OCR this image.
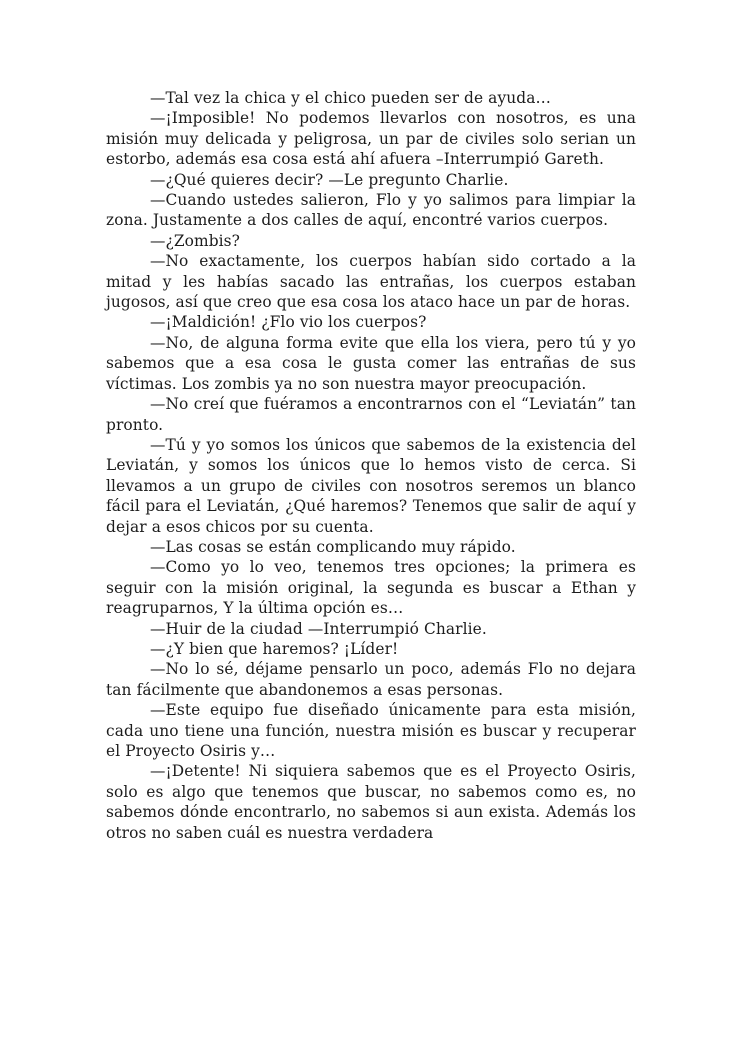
—Tal vez la chica y el chico pueden ser de ayuda…

—¡Imposible! No podemos llevarlos con nosotros, es una misión muy delicada y peligrosa, un par de civiles solo serian un estorbo, además esa cosa está ahí afuera –Interrumpió Gareth.

—¿Qué quieres decir? —Le pregunto Charlie.

—Cuando ustedes salieron, Flo y yo salimos para limpiar la zona. Justamente a dos calles de aquí, encontré varios cuerpos.

—¿Zombis?

—No exactamente, los cuerpos habían sido cortado a la mitad y les habías sacado las entrañas, los cuerpos estaban jugosos, así que creo que esa cosa los ataco hace un par de horas.

—¡Maldición! ¿Flo vio los cuerpos?

—No, de alguna forma evite que ella los viera, pero tú y yo sabemos que a esa cosa le gusta comer las entrañas de sus víctimas. Los zombis ya no son nuestra mayor preocupación.

—No creí que fuéramos a encontrarnos con el “Leviatán” tan pronto.

—Tú y yo somos los únicos que sabemos de la existencia del Leviatán, y somos los únicos que lo hemos visto de cerca. Si llevamos a un grupo de civiles con nosotros seremos un blanco fácil para el Leviatán, ¿Qué haremos? Tenemos que salir de aquí y dejar a esos chicos por su cuenta.

—Las cosas se están complicando muy rápido.

—Como yo lo veo, tenemos tres opciones; la primera es seguir con la misión original, la segunda es buscar a Ethan y reagruparnos, Y la última opción es…

—Huir de la ciudad —Interrumpió Charlie.

—¿Y bien que haremos? ¡Líder!

—No lo sé, déjame pensarlo un poco, además Flo no dejara tan fácilmente que abandonemos a esas personas.

—Este equipo fue diseñado únicamente para esta misión, cada uno tiene una función, nuestra misión es buscar y recuperar el Proyecto Osiris y…

—¡Detente! Ni siquiera sabemos que es el Proyecto Osiris, solo es algo que tenemos que buscar, no sabemos como es, no sabemos dónde encontrarlo, no sabemos si aun exista. Además los otros no saben cuál es nuestra verdadera
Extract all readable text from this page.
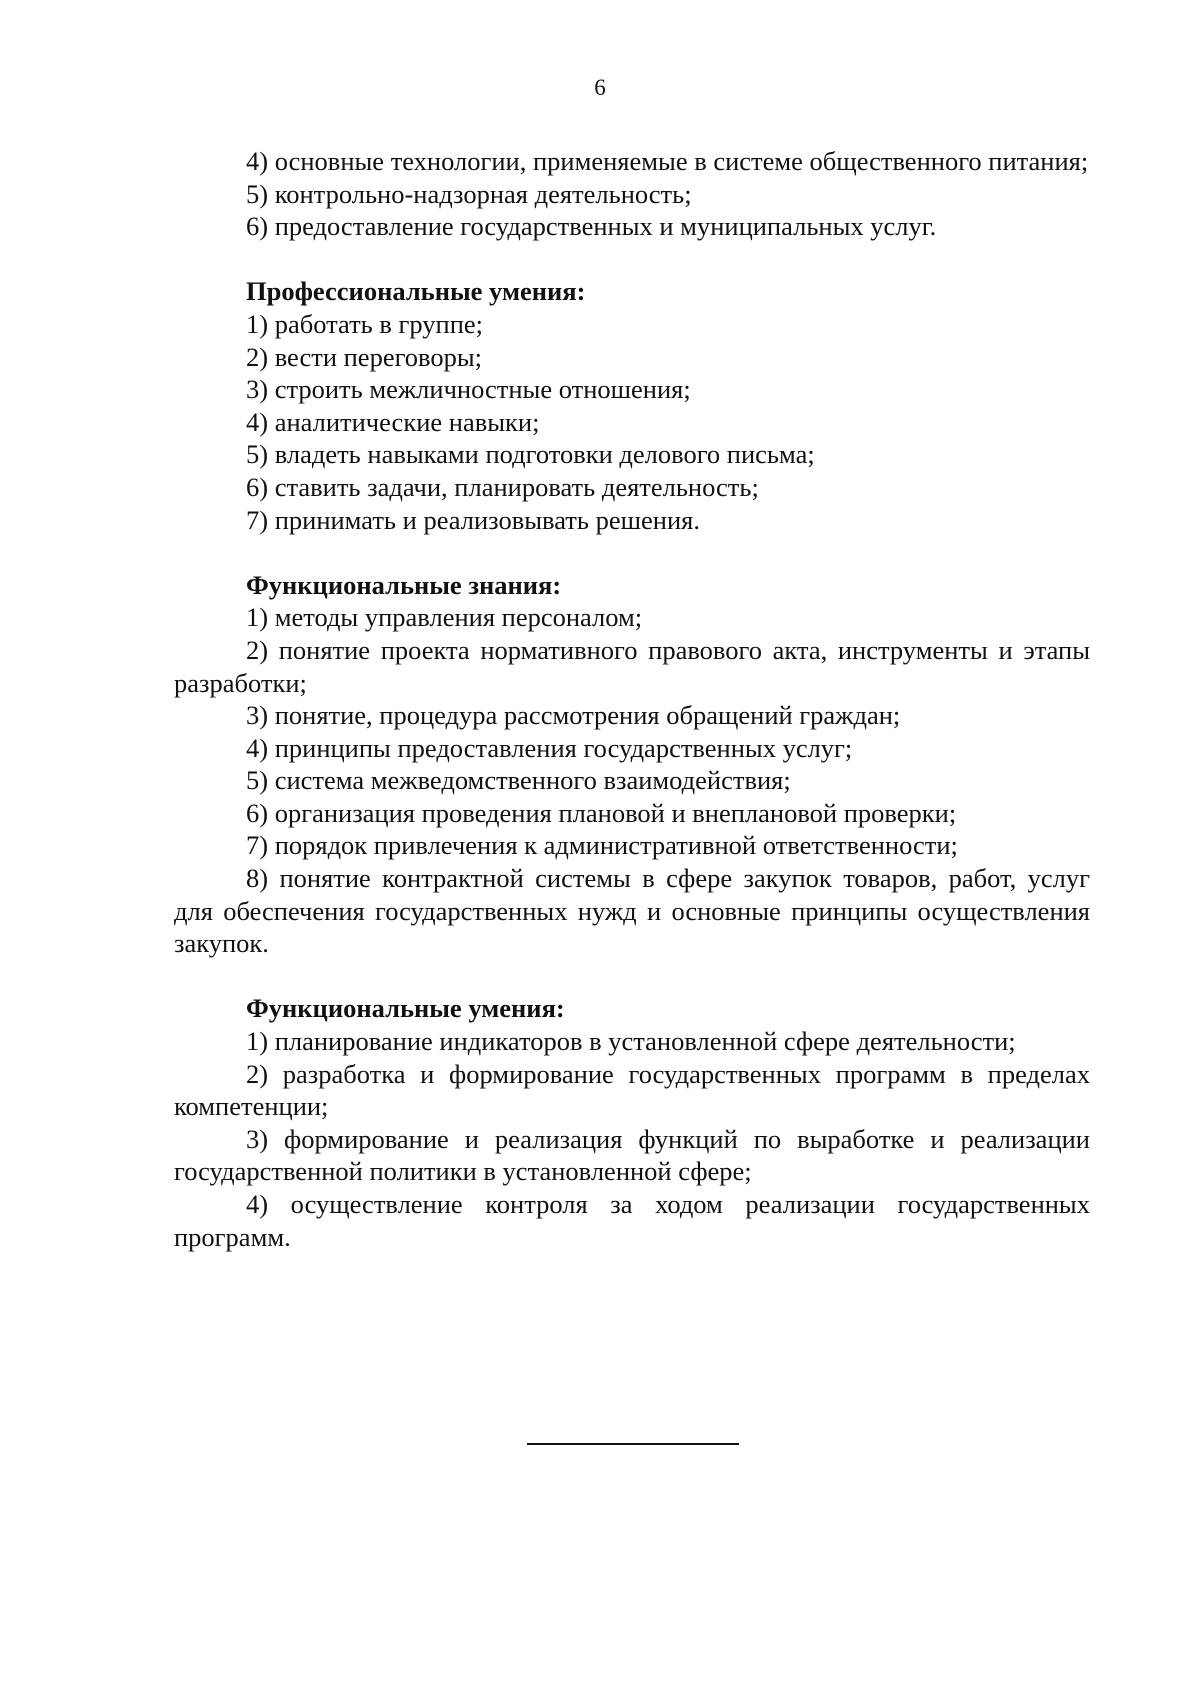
6

4) основные технологии, применяемые в системе общественного питания;

5) контрольно-надзорная деятельность;

6) предоставление государственных и муниципальных услуг.

Профессиональные умения:

1) работать в группе;

2) вести переговоры;

3) строить межличностные отношения;

4) аналитические навыки;

5) владеть навыками подготовки делового письма;

6) ставить задачи, планировать деятельность;

7) принимать и реализовывать решения.

Функциональные знания:

1) методы управления персоналом;

2) понятие проекта нормативного правового акта, инструменты и этапы разработки;

3) понятие, процедура рассмотрения обращений граждан;

4) принципы предоставления государственных услуг;

5) система межведомственного взаимодействия;

6) организация проведения плановой и внеплановой проверки;

7) порядок привлечения к административной ответственности;

8) понятие контрактной системы в сфере закупок товаров, работ, услуг для обеспечения государственных нужд и основные принципы осуществления закупок.

Функциональные умения:

1) планирование индикаторов в установленной сфере деятельности;

2) разработка и формирование государственных программ в пределах компетенции;

3) формирование и реализация функций по выработке и реализации государственной политики в установленной сфере;

4) осуществление контроля за ходом реализации государственных программ.
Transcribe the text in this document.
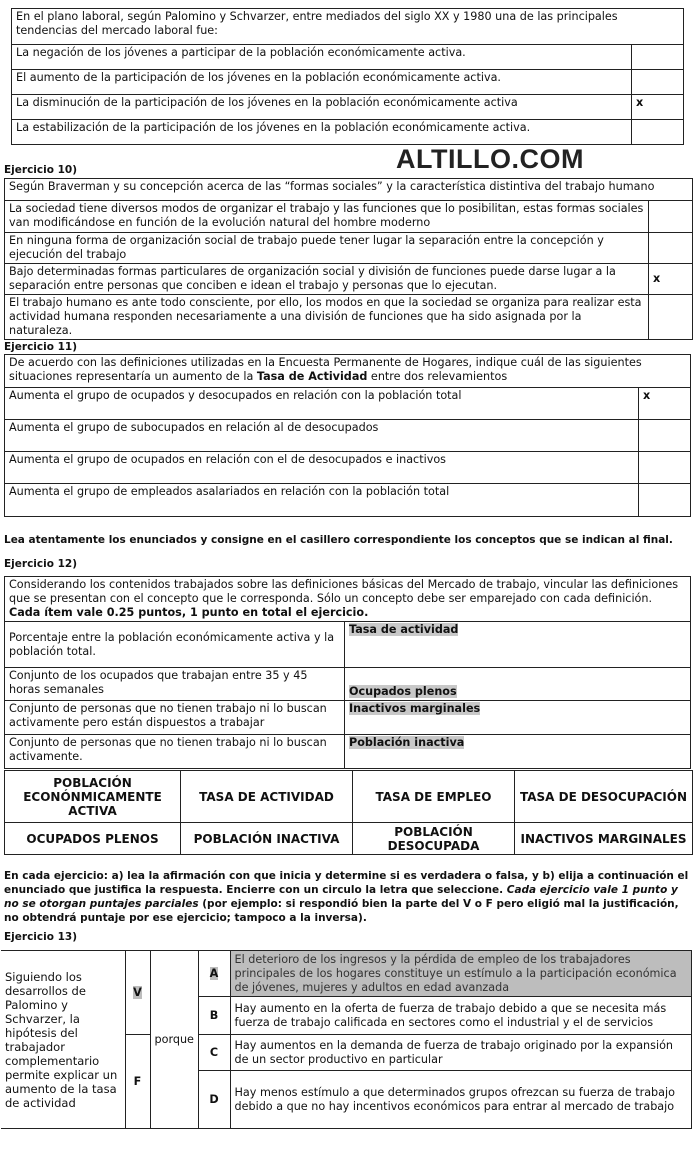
En el plano laboral, según Palomino y Schvarzer, entre mediados del siglo XX y 1980 una de las principales tendencias del mercado laboral fue:	
La negación de los jóvenes a participar de la población económicamente activa.	
El aumento de la participación de los jóvenes en la población económicamente activa.	
La disminución de la participación de los jóvenes en la población económicamente activa	x
La estabilización de la participación de los jóvenes en la población económicamente activa.	
Ejercicio 10)	ALTILLO.COM
Según Braverman y su concepción acerca de las “formas sociales” y la característica distintiva del trabajo humano	
La sociedad tiene diversos modos de organizar el trabajo y las funciones que lo posibilitan, estas formas sociales van modificándose en función de la evolución natural del hombre moderno	
En ninguna forma de organización social de trabajo puede tener lugar la separación entre la concepción y ejecución del trabajo	
Bajo determinadas formas particulares de organización social y división de funciones puede darse lugar a la separación entre personas que conciben e idean el trabajo y personas que lo ejecutan.	x
El trabajo humano es ante todo consciente, por ello, los modos en que la sociedad se organiza para realizar esta actividad humana responden necesariamente a una división de funciones que ha sido asignada por la naturaleza.	
Ejercicio 11)
De acuerdo con las definiciones utilizadas en la Encuesta Permanente de Hogares, indique cuál de las siguientes situaciones representaría un aumento de la Tasa de Actividad entre dos relevamientos	
Aumenta el grupo de ocupados y desocupados en relación con la población total	x
Aumenta el grupo de subocupados en relación al de desocupados	
Aumenta el grupo de ocupados en relación con el de desocupados e inactivos	
Aumenta el grupo de empleados asalariados en relación con la población total	
Lea atentamente los enunciados y consigne en el casillero correspondiente los conceptos que se indican al final.
Ejercicio 12)
Considerando los contenidos trabajados sobre las definiciones básicas del Mercado de trabajo, vincular las definiciones que se presentan con el concepto que le corresponda. Sólo un concepto debe ser emparejado con cada definición. Cada ítem vale 0.25 puntos, 1 punto en total el ejercicio.	
Porcentaje entre la población económicamente activa y la población total.	Tasa de actividad
Conjunto de los ocupados que trabajan entre 35 y 45 horas semanales	Ocupados plenos
Conjunto de personas que no tienen trabajo ni lo buscan activamente pero están dispuestos a trabajar	Inactivos marginales
Conjunto de personas que no tienen trabajo ni lo buscan activamente.	Población inactiva
POBLACIÓN ECONÓNMICAMENTE ACTIVA	TASA DE ACTIVIDAD	TASA DE EMPLEO	TASA DE DESOCUPACIÓN
OCUPADOS PLENOS	POBLACIÓN INACTIVA	POBLACIÓN DESOCUPADA	INACTIVOS MARGINALES
En cada ejercicio: a) lea la afirmación con que inicia y determine si es verdadera o falsa, y b) elija a continuación el enunciado que justifica la respuesta. Encierre con un circulo la letra que seleccione. Cada ejercicio vale 1 punto y no se otorgan puntajes parciales (por ejemplo: si respondió bien la parte del V o F pero eligió mal la justificación, no obtendrá puntaje por ese ejercicio; tampoco a la inversa).
Ejercicio 13)
Siguiendo los desarrollos de Palomino y Schvarzer, la hipótesis del trabajador complementario permite explicar un aumento de la tasa de actividad	V	porque	A	El deterioro de los ingresos y la pérdida de empleo de los trabajadores principales de los hogares constituye un estímulo a la participación económica de jóvenes, mujeres y adultos en edad avanzada
			B	Hay aumento en la oferta de fuerza de trabajo debido a que se necesita más fuerza de trabajo calificada en sectores como el industrial y el de servicios
	F		C	Hay aumentos en la demanda de fuerza de trabajo originado por la expansión de un sector productivo en particular
			D	Hay menos estímulo a que determinados grupos ofrezcan su fuerza de trabajo debido a que no hay incentivos económicos para entrar al mercado de trabajo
----
Select, from the listing, all lines that include the word "trabajo".

# EXERCISE OUTPUT
Según Braverman y su concepción acerca de las “formas sociales” y la característica distintiva del trabajo humano	
La sociedad tiene diversos modos de organizar el trabajo y las funciones que lo posibilitan, estas formas sociales van modificándose en función de la evolución natural del hombre moderno	
En ninguna forma de organización social de trabajo puede tener lugar la separación entre la concepción y ejecución del trabajo	
Bajo determinadas formas particulares de organización social y división de funciones puede darse lugar a la separación entre personas que conciben e idean el trabajo y personas que lo ejecutan.	x
El trabajo humano es ante todo consciente, por ello, los modos en que la sociedad se organiza para realizar esta actividad humana responden necesariamente a una división de funciones que ha sido asignada por la naturaleza.	
Considerando los contenidos trabajados sobre las definiciones básicas del Mercado de trabajo, vincular las definiciones que se presentan con el concepto que le corresponda. Sólo un concepto debe ser emparejado con cada definición. Cada ítem vale 0.25 puntos, 1 punto en total el ejercicio.	
Conjunto de personas que no tienen trabajo ni lo buscan activamente pero están dispuestos a trabajar	Inactivos marginales
Conjunto de personas que no tienen trabajo ni lo buscan activamente.	Población inactiva
			B	Hay aumento en la oferta de fuerza de trabajo debido a que se necesita más fuerza de trabajo calificada en sectores como el industrial y el de servicios
	F		C	Hay aumentos en la demanda de fuerza de trabajo originado por la expansión de un sector productivo en particular
			D	Hay menos estímulo a que determinados grupos ofrezcan su fuerza de trabajo debido a que no hay incentivos económicos para entrar al mercado de trabajo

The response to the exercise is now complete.